--- Your instructions ---
Read through the data and report every line in which the word "手术机器人及实验室检验检测等医疗装备更新改造" occurs.

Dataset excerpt
######
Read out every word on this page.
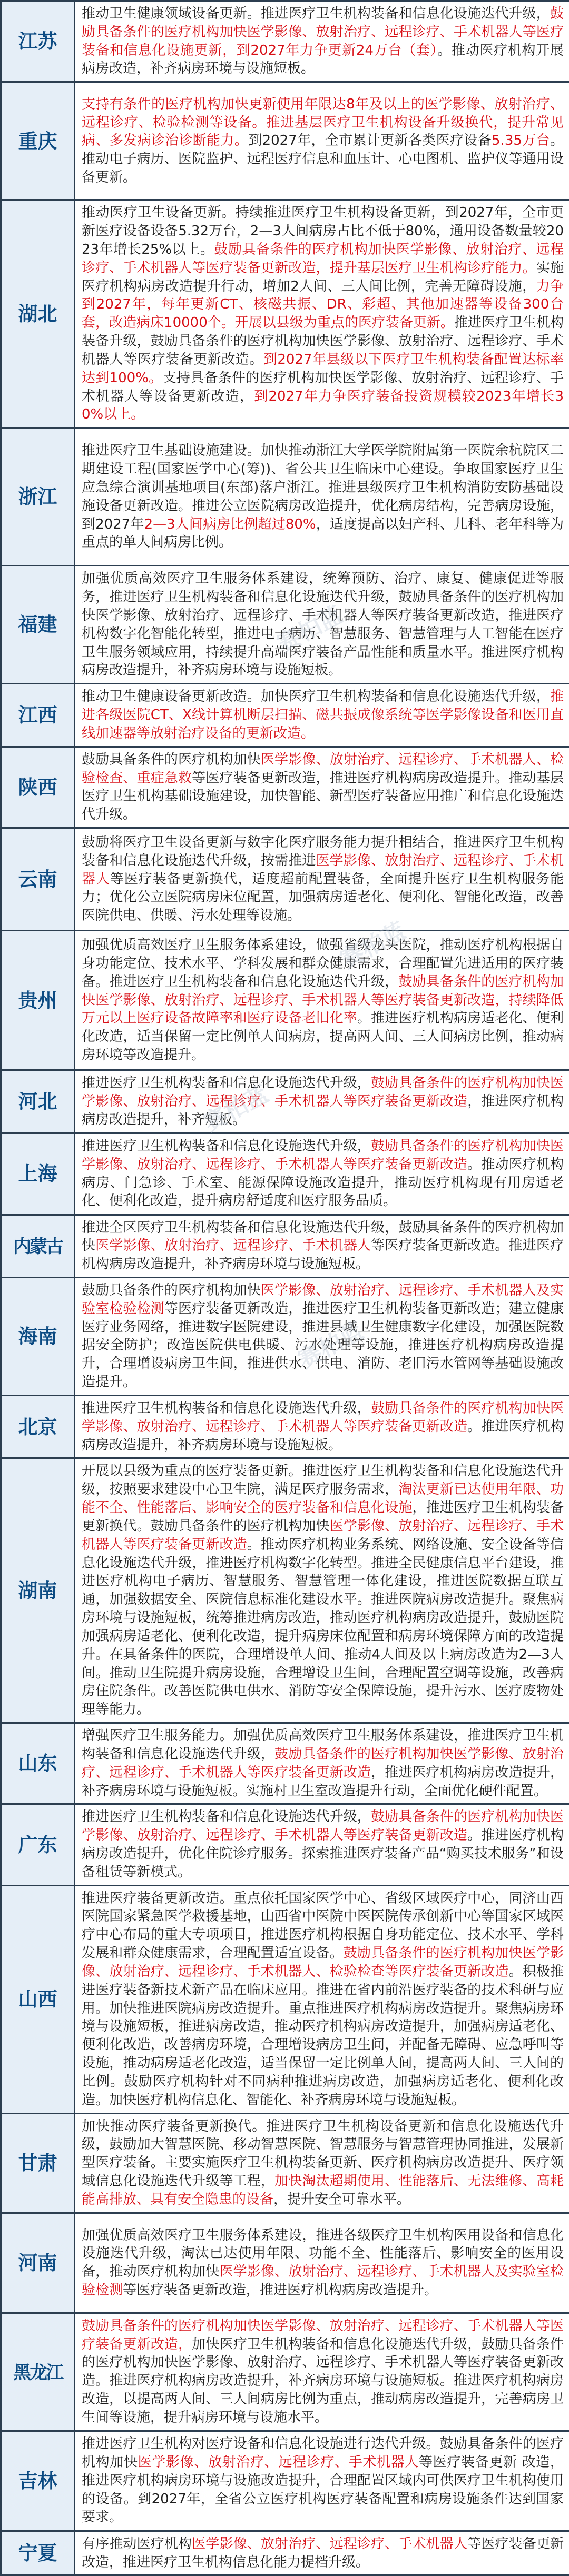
江苏	推动卫生健康领域设备更新。推进医疗卫生机构装备和信息化设施迭代升级，鼓励具备条件的医疗机构加快医学影像、放射治疗、远程诊疗、手术机器人等医疗装备和信息化设施更新，到2027年力争更新24万台（套）。推动医疗机构开展病房改造，补齐病房环境与设施短板。
重庆	支持有条件的医疗机构加快更新使用年限达8年及以上的医学影像、放射治疗、远程诊疗、检验检测等设备。推进基层医疗卫生机构设备升级换代，提升常见病、多发病诊治诊断能力。到2027年，全市累计更新各类医疗设备5.35万台。推动电子病历、医院监护、远程医疗信息和血压计、心电图机、监护仪等通用设备更新。
湖北	推动医疗卫生设备更新。持续推进医疗卫生机构设备更新，到2027年，全市更新医疗设备设备5.32万台，2—3人间病房占比不低于80%，通用设备数量较2023年增长25%以上。鼓励具备条件的医疗机构加快医学影像、放射治疗、远程诊疗、手术机器人等医疗装备更新改造，提升基层医疗卫生机构诊疗能力。实施医疗机构病房改造提升行动，增加2人间、三人间比例，完善无障碍设施，力争到2027年，每年更新CT、核磁共振、DR、彩超、其他加速器等设备300台套，改造病床10000个。开展以县级为重点的医疗装备更新。推进医疗卫生机构装备升级，鼓励具备条件的医疗机构加快医学影像、放射治疗、远程诊疗、手术机器人等医疗装备更新改造。到2027年县级以下医疗卫生机构装备配置达标率达到100%。支持具备条件的医疗机构加快医学影像、放射治疗、远程诊疗、手术机器人等设备更新改造，到2027年力争医疗装备投资规模较2023年增长30%以上。
浙江	推进医疗卫生基础设施建设。加快推动浙江大学医学院附属第一医院余杭院区二期建设工程(国家医学中心(筹))、省公共卫生临床中心建设。争取国家医疗卫生应急综合演训基地项目(东部)落户浙江。推进县级医疗卫生机构消防安防基础设施设备更新改造。推进公立医院病房改造提升，优化病房结构，完善病房设施，到2027年2—3人间病房比例超过80%，适度提高以妇产科、儿科、老年科等为重点的单人间病房比例。
福建	加强优质高效医疗卫生服务体系建设，统筹预防、治疗、康复、健康促进等服务，推进医疗卫生机构装备和信息化设施迭代升级，鼓励具备条件的医疗机构加快医学影像、放射治疗、远程诊疗、手术机器人等医疗装备更新改造，推进医疗机构数字化智能化转型，推进电子病历、智慧服务、智慧管理与人工智能在医疗卫生服务领域应用，持续提升高端医疗装备产品性能和质量水平。推进医疗机构病房改造提升，补齐病房环境与设施短板。
江西	推动卫生健康设备更新改造。加快医疗卫生机构装备和信息化设施迭代升级，推进各级医院CT、X线计算机断层扫描、磁共振成像系统等医学影像设备和医用直线加速器等放射治疗设备的更新改造。
陕西	鼓励具备条件的医疗机构加快医学影像、放射治疗、远程诊疗、手术机器人、检验检查、重症急救等医疗装备更新改造，推进医疗机构病房改造提升。推动基层医疗卫生机构基础设施建设，加快智能、新型医疗装备应用推广和信息化设施迭代升级。
云南	鼓励将医疗卫生设备更新与数字化医疗服务能力提升相结合，推进医疗卫生机构装备和信息化设施迭代升级，按需推进医学影像、放射治疗、远程诊疗、手术机器人等医疗装备更新换代，适度超前配置装备，全面提升医疗卫生机构服务能力；优化公立医院病房床位配置，加强病房适老化、便利化、智能化改造，改善医院供电、供暖、污水处理等设施。
贵州	加强优质高效医疗卫生服务体系建设，做强省级龙头医院，推动医疗机构根据自身功能定位、技术水平、学科发展和群众健康需求，合理配置先进适用的医疗装备。推进医疗卫生机构装备和信息化设施迭代升级，鼓励具备条件的医疗机构加快医学影像、放射治疗、远程诊疗、手术机器人等医疗装备更新改造，持续降低万元以上医疗设备故障率和医疗设备老旧化率。推进医疗机构病房适老化、便利化改造，适当保留一定比例单人间病房，提高两人间、三人间病房比例，推动病房环境等改造提升。
河北	推进医疗卫生机构装备和信息化设施迭代升级，鼓励具备条件的医疗机构加快医学影像、放射治疗、远程诊疗、手术机器人等医疗装备更新改造，推进医疗机构病房改造提升，补齐短板。
上海	推进医疗卫生机构装备和信息化设施迭代升级，鼓励具备条件的医疗机构加快医学影像、放射治疗、远程诊疗、手术机器人等医疗装备更新改造。推动医疗机构病房、门急诊、手术室、能源保障设施改造提升，推动医疗机构现有用房适老化、便利化改造，提升病房舒适度和医疗服务品质。
内蒙古	推进全区医疗卫生机构装备和信息化设施迭代升级，鼓励具备条件的医疗机构加快医学影像、放射治疗、远程诊疗、手术机器人等医疗装备更新改造。推进医疗机构病房改造提升，补齐病房环境与设施短板。
海南	鼓励具备条件的医疗机构加快医学影像、放射治疗、远程诊疗、手术机器人及实验室检验检测等医疗装备更新改造，推进医疗卫生机构装备更新改造；建立健康医疗业务网络，推进数字医院建设，推进县域卫生健康数字化建设，加强医院数据安全防护；改造医院供电供暖、污水处理等设施，推进医疗机构病房改造提升，合理增设病房卫生间，推进供水、供电、消防、老旧污水管网等基础设施改造提升。
北京	推进医疗卫生机构装备和信息化设施迭代升级，鼓励具备条件的医疗机构加快医学影像、放射治疗、远程诊疗、手术机器人等医疗装备更新改造。推进医疗机构病房改造提升，补齐病房环境与设施短板。
湖南	开展以县级为重点的医疗装备更新。推进医疗卫生机构装备和信息化设施迭代升级，按照要求建设中心卫生院，满足医疗服务需求，淘汰更新已达使用年限、功能不全、性能落后、影响安全的医疗装备和信息化设施，推进医疗卫生机构装备更新换代。鼓励具备条件的医疗机构加快医学影像、放射治疗、远程诊疗、手术机器人等医疗装备更新改造。推动医疗机构业务系统、网络设施、安全设备等信息化设施迭代升级，推进医疗机构数字化转型。推进全民健康信息平台建设，推进医疗机构电子病历、智慧服务、智慧管理一体化建设，推进医院数据互联互通，加强数据安全、医院信息标准化建设水平。推进医院病房改造提升。聚焦病房环境与设施短板，统筹推进病房改造，推动医疗机构病房改造提升，鼓励医院加强病房适老化、便利化改造，提升病房床位配置和病房环境保障方面的改造提升。在具备条件的医院，合理增设单人间、推动4人间及以上病房改造为2—3人间。推动卫生院提升病房设施，合理增设卫生间，合理配置空调等设施，改善病房住院条件。改善医院供电供水、消防等安全保障设施，提升污水、医疗废物处理等能力。
山东	增强医疗卫生服务能力。加强优质高效医疗卫生服务体系建设，推进医疗卫生机构装备和信息化设施迭代升级，鼓励具备条件的医疗机构加快医学影像、放射治疗、远程诊疗、手术机器人等医疗装备更新改造，推进医疗机构病房改造提升，补齐病房环境与设施短板。实施村卫生室改造提升行动，全面优化硬件配置。
广东	推进医疗卫生机构装备和信息化设施迭代升级，鼓励具备条件的医疗机构加快医学影像、放射治疗、远程诊疗、手术机器人等医疗装备更新改造。推进医疗机构病房改造提升，优化住院诊疗服务。探索推进医疗装备产品“购买技术服务”和设备租赁等新模式。
山西	推进医疗装备更新改造。重点依托国家医学中心、省级区域医疗中心，同济山西医院国家紧急医学救援基地，山西省中医院中医医院传承创新中心等国家区域医疗中心布局的重大专项项目，推进医疗机构根据自身功能定位、技术水平、学科发展和群众健康需求，合理配置适宜设备。鼓励具备条件的医疗机构加快医学影像、放射治疗、远程诊疗、手术机器人、检验检查等医疗装备更新改造。积极推进医疗装备新技术新产品在临床应用。推进在省内前沿医疗装备的技术科研与应用。加快推进医院病房改造提升。重点推进医疗机构病房改造提升。聚焦病房环境与设施短板，推进病房改造，推动医疗机构病房改造提升，加强病房适老化、便利化改造，改善病房环境，合理增设病房卫生间，并配备无障碍、应急呼叫等设施，推动病房适老化改造，适当保留一定比例单人间，提高两人间、三人间的比例。鼓励医疗机构针对不同病种推进病房改造，加强病房适老化、便利化改造。加快医疗机构信息化、智能化、补齐病房环境与设施短板。
甘肃	加快推动医疗装备更新换代。推进医疗卫生机构设备更新和信息化设施迭代升级，鼓励加大智慧医院、移动智慧医院、智慧服务与智慧管理协同推进，发展新型医疗装备。主要实施医疗卫生机构装备更新、医疗机构病房改造提升、医疗领域信息化设施迭代升级等工程，加快淘汰超期使用、性能落后、无法维修、高耗能高排放、具有安全隐患的设备，提升安全可靠水平。
河南	加强优质高效医疗卫生服务体系建设，推进各级医疗卫生机构医用设备和信息化设施迭代升级，淘汰已达使用年限、功能不全、性能落后、影响安全的医用设备，推动医疗机构加快医学影像、放射治疗、远程诊疗、手术机器人及实验室检验检测等医疗装备更新改造，推进医疗机构病房改造提升。
黑龙江	鼓励具备条件的医疗机构加快医学影像、放射治疗、远程诊疗、手术机器人等医疗装备更新改造，加快医疗卫生机构装备和信息化设施迭代升级，鼓励具备条件的医疗机构加快医学影像、放射治疗、远程诊疗、手术机器人等医疗装备更新改造。推进医疗机构病房改造提升，补齐病房环境与设施短板。推进医疗机构病房改造，以提高两人间、三人间病房比例为重点，推动病房改造提升，完善病房卫生间等设施，提升病房环境与设施水平。
吉林	推进医疗卫生机构对医疗设备和信息化设施进行迭代升级。鼓励具备条件的医疗机构加快医学影像、放射治疗、远程诊疗、手术机器人等医疗装备更新 改造，推进医疗机构病房环境与设施改造提升，合理配置区域内可供医疗卫生机构使用的设备。到2027年，全省公立医疗机构医疗装备配置和病房设施条件达到国家要求。
宁夏	有序推动医疗机构医学影像、放射治疗、远程诊疗、手术机器人等医疗装备更新改造，推进医疗卫生机构信息化能力提档升级。
赛柏蓝
赛柏蓝
赛柏蓝
赛柏蓝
######
--- Exercise output ---
海南	鼓励具备条件的医疗机构加快医学影像、放射治疗、远程诊疗、手术机器人及实验室检验检测等医疗装备更新改造，推进医疗卫生机构装备更新改造；建立健康医疗业务网络，推进数字医院建设，推进县域卫生健康数字化建设，加强医院数据安全防护；改造医院供电供暖、污水处理等设施，推进医疗机构病房改造提升，合理增设病房卫生间，推进供水、供电、消防、老旧污水管网等基础设施改造提升。
河南	加强优质高效医疗卫生服务体系建设，推进各级医疗卫生机构医用设备和信息化设施迭代升级，淘汰已达使用年限、功能不全、性能落后、影响安全的医用设备，推动医疗机构加快医学影像、放射治疗、远程诊疗、手术机器人及实验室检验检测等医疗装备更新改造，推进医疗机构病房改造提升。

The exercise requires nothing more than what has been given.